> PROBLEM TO SOLVE
Below are records to be output exactly, every one of them.

════════════════════

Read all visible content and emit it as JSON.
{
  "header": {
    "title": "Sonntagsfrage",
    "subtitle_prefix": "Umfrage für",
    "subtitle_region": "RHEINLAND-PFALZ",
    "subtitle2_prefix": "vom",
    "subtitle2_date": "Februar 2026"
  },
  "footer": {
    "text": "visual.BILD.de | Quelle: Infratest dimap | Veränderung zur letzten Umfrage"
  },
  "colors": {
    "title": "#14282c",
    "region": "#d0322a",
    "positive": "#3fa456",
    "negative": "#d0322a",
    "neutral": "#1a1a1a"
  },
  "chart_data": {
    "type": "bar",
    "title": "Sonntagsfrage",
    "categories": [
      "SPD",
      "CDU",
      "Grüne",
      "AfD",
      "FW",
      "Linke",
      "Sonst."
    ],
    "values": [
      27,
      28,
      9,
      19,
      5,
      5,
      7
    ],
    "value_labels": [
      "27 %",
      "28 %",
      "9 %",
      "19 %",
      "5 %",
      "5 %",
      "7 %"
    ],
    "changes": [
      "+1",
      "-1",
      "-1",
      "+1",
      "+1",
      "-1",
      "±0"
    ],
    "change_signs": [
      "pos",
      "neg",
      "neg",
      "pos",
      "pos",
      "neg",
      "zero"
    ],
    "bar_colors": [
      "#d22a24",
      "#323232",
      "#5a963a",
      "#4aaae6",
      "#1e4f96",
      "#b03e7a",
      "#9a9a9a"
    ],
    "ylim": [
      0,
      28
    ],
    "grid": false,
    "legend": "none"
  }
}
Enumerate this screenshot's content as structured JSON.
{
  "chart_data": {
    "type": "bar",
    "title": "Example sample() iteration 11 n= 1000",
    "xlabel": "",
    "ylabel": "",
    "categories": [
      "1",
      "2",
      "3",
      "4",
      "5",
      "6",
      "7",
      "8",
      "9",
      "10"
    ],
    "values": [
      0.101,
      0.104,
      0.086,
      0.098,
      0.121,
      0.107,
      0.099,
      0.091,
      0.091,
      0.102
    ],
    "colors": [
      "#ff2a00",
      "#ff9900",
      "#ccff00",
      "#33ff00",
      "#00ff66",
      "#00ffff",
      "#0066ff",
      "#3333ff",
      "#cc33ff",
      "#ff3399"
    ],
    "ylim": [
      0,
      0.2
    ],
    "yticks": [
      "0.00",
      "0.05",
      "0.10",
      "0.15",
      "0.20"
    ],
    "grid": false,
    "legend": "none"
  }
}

════════════════════

> CORRECT RESPONSE
Read all visible content and emit it as JSON.
{
  "header": {
    "title": "Sonntagsfrage",
    "subtitle_prefix": "Umfrage für",
    "subtitle_region": "RHEINLAND-PFALZ",
    "subtitle2_prefix": "vom",
    "subtitle2_date": "Februar 2026"
  },
  "footer": {
    "text": "visual.BILD.de | Quelle: Infratest dimap | Veränderung zur letzten Umfrage"
  },
  "colors": {
    "title": "#14282c",
    "region": "#d0322a",
    "positive": "#3fa456",
    "negative": "#d0322a",
    "neutral": "#1a1a1a"
  },
  "chart_data": {
    "type": "bar",
    "title": "Sonntagsfrage",
    "categories": [
      "SPD",
      "CDU",
      "Grüne",
      "AfD",
      "FW",
      "Linke",
      "Sonst."
    ],
    "values": [
      27,
      28,
      9,
      19,
      5,
      5,
      7
    ],
    "value_labels": [
      "27 %",
      "28 %",
      "9 %",
      "19 %",
      "5 %",
      "5 %",
      "7 %"
    ],
    "changes": [
      "+1",
      "-1",
      "-1",
      "+1",
      "+1",
      "-1",
      "±0"
    ],
    "change_signs": [
      "pos",
      "neg",
      "neg",
      "pos",
      "pos",
      "neg",
      "zero"
    ],
    "bar_colors": [
      "#d22a24",
      "#323232",
      "#5a963a",
      "#4aaae6",
      "#1e4f96",
      "#b03e7a",
      "#9a9a9a"
    ],
    "ylim": [
      0,
      28
    ],
    "grid": false,
    "legend": "none"
  }
}
Enumerate this screenshot's content as structured JSON.
{
  "chart_data": {
    "type": "bar",
    "title": "Example sample() iteration 11 n= 1000",
    "xlabel": "",
    "ylabel": "",
    "categories": [
      "1",
      "2",
      "3",
      "4",
      "5",
      "6",
      "7",
      "8",
      "9",
      "10"
    ],
    "values": [
      0.101,
      0.104,
      0.086,
      0.098,
      0.121,
      0.107,
      0.099,
      0.091,
      0.091,
      0.102
    ],
    "colors": [
      "#ff2a00",
      "#ff9900",
      "#ccff00",
      "#33ff00",
      "#00ff66",
      "#00ffff",
      "#0066ff",
      "#3333ff",
      "#cc33ff",
      "#ff3399"
    ],
    "ylim": [
      0,
      0.2
    ],
    "yticks": [
      "0.00",
      "0.05",
      "0.10",
      "0.15",
      "0.20"
    ],
    "grid": false,
    "legend": "none"
  }
}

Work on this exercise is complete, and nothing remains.